*The task:* Transcribe all the records exactly and omit any images they hold.

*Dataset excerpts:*
######

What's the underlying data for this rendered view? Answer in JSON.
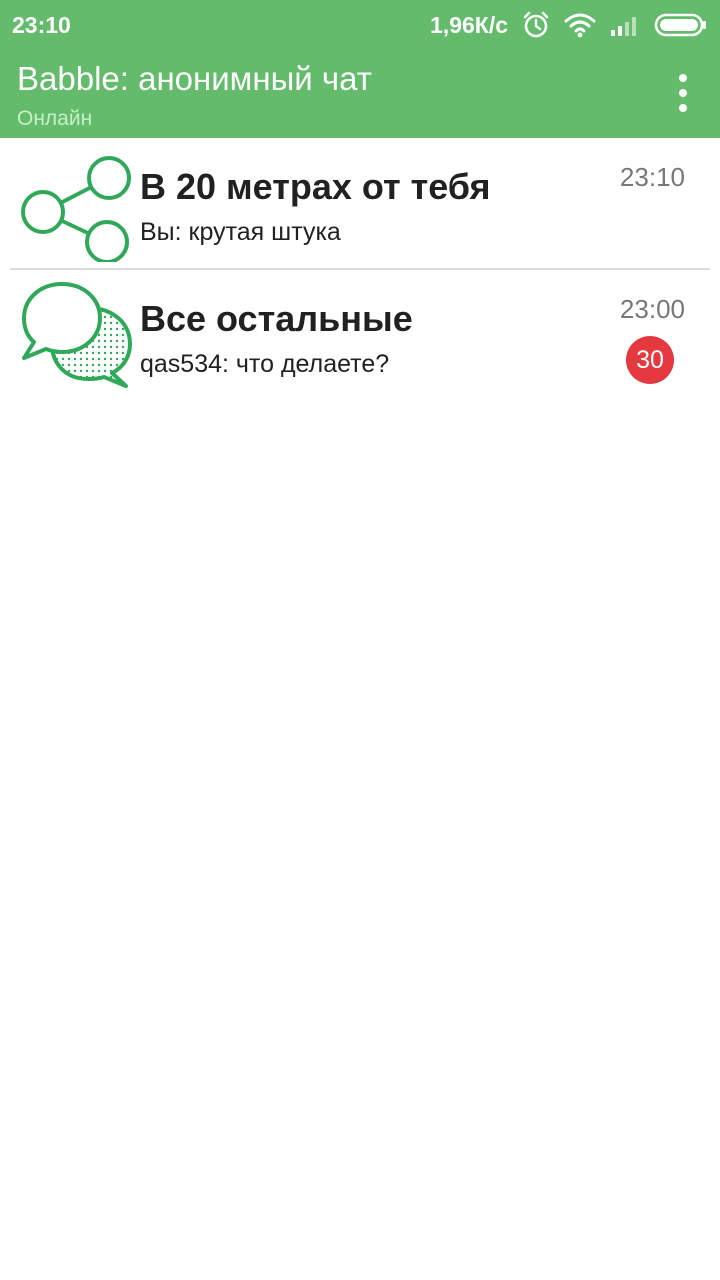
{
  "status_bar": {
    "time": "23:10",
    "net_speed": "1,96К/с",
    "icons": [
      "alarm-icon",
      "wifi-icon",
      "signal-icon",
      "battery-icon"
    ]
  },
  "app_bar": {
    "title": "Babble: анонимный чат",
    "subtitle": "Онлайн",
    "menu_icon": "more-vert-icon"
  },
  "colors": {
    "primary": "#63bb6b",
    "subtitle": "#c8f0c6",
    "icon_green": "#2fa85a",
    "badge_red": "#e53940",
    "text": "#212121",
    "time_gray": "#777777"
  },
  "chats": [
    {
      "title": "В 20 метрах от тебя",
      "preview": "Вы: крутая штука",
      "time": "23:10",
      "icon": "share-nodes-icon"
    },
    {
      "title": "Все остальные",
      "preview": "qas534: что делаете?",
      "time": "23:00",
      "icon": "chat-bubbles-icon",
      "unread": "30"
    }
  ]
}
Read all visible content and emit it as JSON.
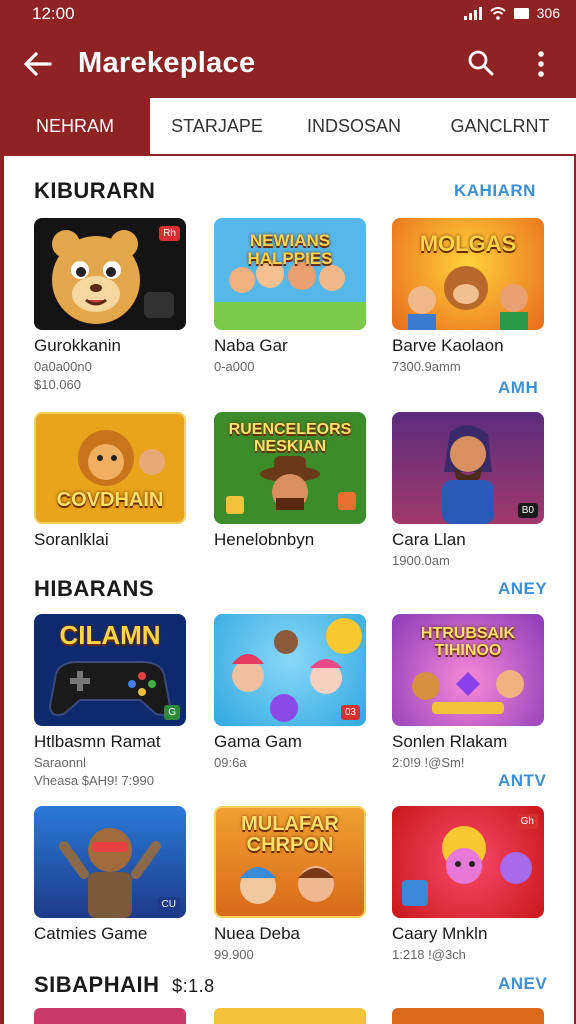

######

*Worked solution:*
What's the underlying data for this rendered view? Answer in JSON.
{
  "status_bar": {
    "time": "23:10",
    "net_speed": "1,96К/с",
    "icons": [
      "alarm-icon",
      "wifi-icon",
      "signal-icon",
      "battery-icon"
    ]
  },
  "app_bar": {
    "title": "Babble: анонимный чат",
    "subtitle": "Онлайн",
    "menu_icon": "more-vert-icon"
  },
  "colors": {
    "primary": "#63bb6b",
    "subtitle": "#c8f0c6",
    "icon_green": "#2fa85a",
    "badge_red": "#e53940",
    "text": "#212121",
    "time_gray": "#777777"
  },
  "chats": [
    {
      "title": "В 20 метрах от тебя",
      "preview": "Вы: крутая штука",
      "time": "23:10",
      "icon": "share-nodes-icon"
    },
    {
      "title": "Все остальные",
      "preview": "qas534: что делаете?",
      "time": "23:00",
      "icon": "chat-bubbles-icon",
      "unread": "30"
    }
  ]
}
Read all visible content and emit it as JSON.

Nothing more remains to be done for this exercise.